_Listing_
————————
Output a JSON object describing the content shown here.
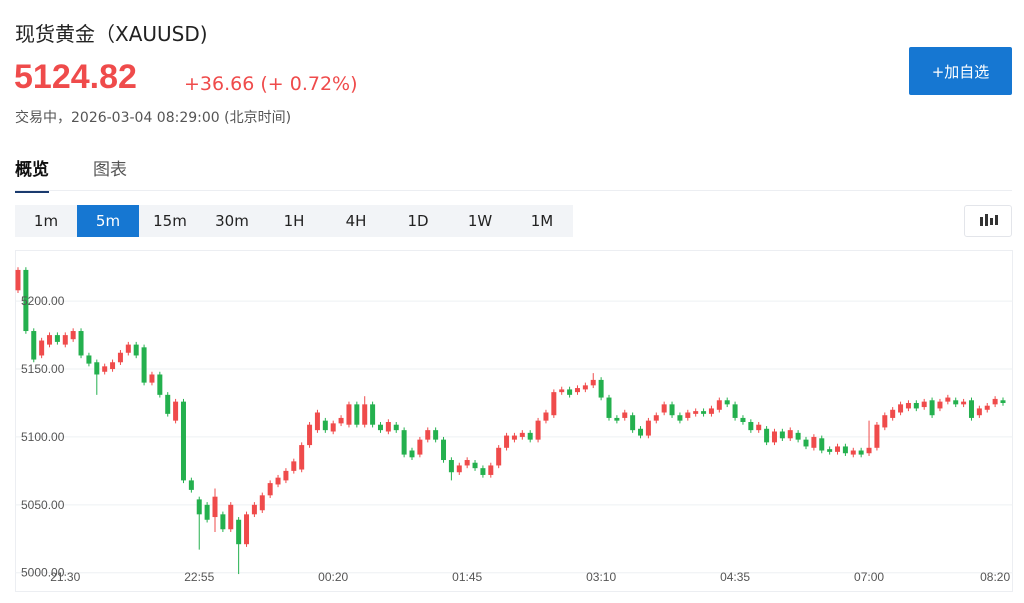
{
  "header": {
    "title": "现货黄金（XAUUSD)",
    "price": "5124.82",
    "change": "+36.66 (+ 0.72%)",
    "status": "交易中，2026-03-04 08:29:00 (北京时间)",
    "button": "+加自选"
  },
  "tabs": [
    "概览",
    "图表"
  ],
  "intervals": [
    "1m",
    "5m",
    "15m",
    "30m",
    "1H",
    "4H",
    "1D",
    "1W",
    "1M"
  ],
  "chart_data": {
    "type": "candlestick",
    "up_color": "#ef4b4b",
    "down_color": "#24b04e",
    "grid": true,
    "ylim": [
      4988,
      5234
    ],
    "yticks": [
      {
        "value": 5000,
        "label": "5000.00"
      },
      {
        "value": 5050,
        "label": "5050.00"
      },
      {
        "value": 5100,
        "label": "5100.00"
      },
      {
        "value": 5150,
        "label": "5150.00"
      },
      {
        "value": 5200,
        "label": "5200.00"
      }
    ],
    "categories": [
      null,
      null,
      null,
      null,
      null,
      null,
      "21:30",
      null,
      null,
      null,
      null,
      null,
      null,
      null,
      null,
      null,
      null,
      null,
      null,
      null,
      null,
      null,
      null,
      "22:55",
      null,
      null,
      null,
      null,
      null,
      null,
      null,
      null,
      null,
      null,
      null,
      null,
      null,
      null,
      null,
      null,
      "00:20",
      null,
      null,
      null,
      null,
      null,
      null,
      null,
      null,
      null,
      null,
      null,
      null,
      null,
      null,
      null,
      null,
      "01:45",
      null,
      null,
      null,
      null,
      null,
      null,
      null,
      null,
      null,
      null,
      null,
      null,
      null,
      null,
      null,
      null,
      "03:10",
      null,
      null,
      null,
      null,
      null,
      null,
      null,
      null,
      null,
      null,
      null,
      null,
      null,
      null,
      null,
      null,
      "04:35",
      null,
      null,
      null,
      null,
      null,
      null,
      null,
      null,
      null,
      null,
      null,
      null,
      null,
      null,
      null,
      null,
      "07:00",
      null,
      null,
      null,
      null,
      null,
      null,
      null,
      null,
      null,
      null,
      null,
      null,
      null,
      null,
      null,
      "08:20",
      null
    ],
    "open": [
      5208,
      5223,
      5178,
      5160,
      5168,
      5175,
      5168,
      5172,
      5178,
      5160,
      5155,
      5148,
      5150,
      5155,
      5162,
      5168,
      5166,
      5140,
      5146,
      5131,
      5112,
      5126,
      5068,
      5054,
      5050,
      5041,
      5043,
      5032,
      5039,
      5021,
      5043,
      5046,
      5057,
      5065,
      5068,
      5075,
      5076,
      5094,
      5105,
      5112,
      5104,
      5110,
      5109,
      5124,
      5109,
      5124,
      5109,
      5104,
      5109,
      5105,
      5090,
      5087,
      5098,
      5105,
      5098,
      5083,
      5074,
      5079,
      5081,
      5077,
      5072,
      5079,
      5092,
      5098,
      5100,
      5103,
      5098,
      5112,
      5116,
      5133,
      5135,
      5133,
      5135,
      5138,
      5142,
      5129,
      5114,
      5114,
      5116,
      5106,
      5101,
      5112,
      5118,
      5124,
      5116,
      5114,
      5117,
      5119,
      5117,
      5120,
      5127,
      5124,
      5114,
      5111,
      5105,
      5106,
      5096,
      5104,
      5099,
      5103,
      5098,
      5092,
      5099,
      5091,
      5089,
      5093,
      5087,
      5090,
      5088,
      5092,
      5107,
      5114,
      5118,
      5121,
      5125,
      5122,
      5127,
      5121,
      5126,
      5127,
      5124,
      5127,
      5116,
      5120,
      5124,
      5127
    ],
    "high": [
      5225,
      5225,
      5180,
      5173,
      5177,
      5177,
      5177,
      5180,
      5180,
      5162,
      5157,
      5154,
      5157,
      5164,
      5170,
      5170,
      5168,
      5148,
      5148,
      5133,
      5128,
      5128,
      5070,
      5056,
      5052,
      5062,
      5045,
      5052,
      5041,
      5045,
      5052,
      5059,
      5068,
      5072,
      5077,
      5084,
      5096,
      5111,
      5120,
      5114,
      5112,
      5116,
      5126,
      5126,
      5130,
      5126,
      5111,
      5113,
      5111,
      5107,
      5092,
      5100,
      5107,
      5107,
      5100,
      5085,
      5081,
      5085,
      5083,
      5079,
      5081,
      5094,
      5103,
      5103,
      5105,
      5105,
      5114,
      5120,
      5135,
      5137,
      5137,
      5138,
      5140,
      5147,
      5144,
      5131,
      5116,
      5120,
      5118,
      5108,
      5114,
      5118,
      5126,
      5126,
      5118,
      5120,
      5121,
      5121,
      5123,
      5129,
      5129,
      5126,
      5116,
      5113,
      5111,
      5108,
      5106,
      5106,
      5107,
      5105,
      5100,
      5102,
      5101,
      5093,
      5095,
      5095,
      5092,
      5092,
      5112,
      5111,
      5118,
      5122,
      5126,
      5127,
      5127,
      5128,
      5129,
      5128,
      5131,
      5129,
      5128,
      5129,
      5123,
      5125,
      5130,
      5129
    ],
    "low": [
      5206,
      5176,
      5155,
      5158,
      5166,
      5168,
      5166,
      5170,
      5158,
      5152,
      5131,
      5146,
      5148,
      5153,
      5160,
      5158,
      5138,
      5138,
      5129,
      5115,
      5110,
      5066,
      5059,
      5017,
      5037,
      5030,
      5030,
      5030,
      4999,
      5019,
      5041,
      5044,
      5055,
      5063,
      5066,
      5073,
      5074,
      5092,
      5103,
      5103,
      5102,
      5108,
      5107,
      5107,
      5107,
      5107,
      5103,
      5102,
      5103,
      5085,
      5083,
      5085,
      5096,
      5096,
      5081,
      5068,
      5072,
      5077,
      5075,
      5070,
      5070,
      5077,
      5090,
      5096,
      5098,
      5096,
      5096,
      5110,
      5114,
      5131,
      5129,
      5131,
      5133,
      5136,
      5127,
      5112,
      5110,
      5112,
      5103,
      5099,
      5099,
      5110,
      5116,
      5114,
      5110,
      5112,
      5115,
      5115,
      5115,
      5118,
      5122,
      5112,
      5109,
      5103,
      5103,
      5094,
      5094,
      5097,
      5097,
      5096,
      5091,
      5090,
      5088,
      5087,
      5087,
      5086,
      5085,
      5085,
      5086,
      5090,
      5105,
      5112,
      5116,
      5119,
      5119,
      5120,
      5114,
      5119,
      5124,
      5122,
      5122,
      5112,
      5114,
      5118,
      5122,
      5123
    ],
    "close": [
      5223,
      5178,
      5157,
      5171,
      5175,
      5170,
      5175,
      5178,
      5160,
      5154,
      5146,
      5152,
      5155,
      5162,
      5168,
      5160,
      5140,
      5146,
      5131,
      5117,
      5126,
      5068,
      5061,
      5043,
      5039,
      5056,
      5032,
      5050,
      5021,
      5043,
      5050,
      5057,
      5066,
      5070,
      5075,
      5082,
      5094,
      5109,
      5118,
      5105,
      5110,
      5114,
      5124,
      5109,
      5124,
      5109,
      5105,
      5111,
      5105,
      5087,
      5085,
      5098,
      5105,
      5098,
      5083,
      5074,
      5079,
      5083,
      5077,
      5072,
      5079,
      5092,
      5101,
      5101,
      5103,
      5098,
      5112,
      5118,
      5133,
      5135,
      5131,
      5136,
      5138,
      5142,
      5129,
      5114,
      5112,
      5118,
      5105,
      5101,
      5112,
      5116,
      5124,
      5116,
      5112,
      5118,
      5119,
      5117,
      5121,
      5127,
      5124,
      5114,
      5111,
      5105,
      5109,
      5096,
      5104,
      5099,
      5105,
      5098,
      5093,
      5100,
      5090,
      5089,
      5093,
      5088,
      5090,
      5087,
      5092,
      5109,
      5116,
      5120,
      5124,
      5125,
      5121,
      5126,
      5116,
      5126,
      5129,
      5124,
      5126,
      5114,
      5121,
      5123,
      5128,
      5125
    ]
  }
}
————————
_Work to complete_
Locate and copy each line in the data above that includes the word "value".

_Task output_
        "value": 5000,
        "value": 5050,
        "value": 5100,
        "value": 5150,
        "value": 5200,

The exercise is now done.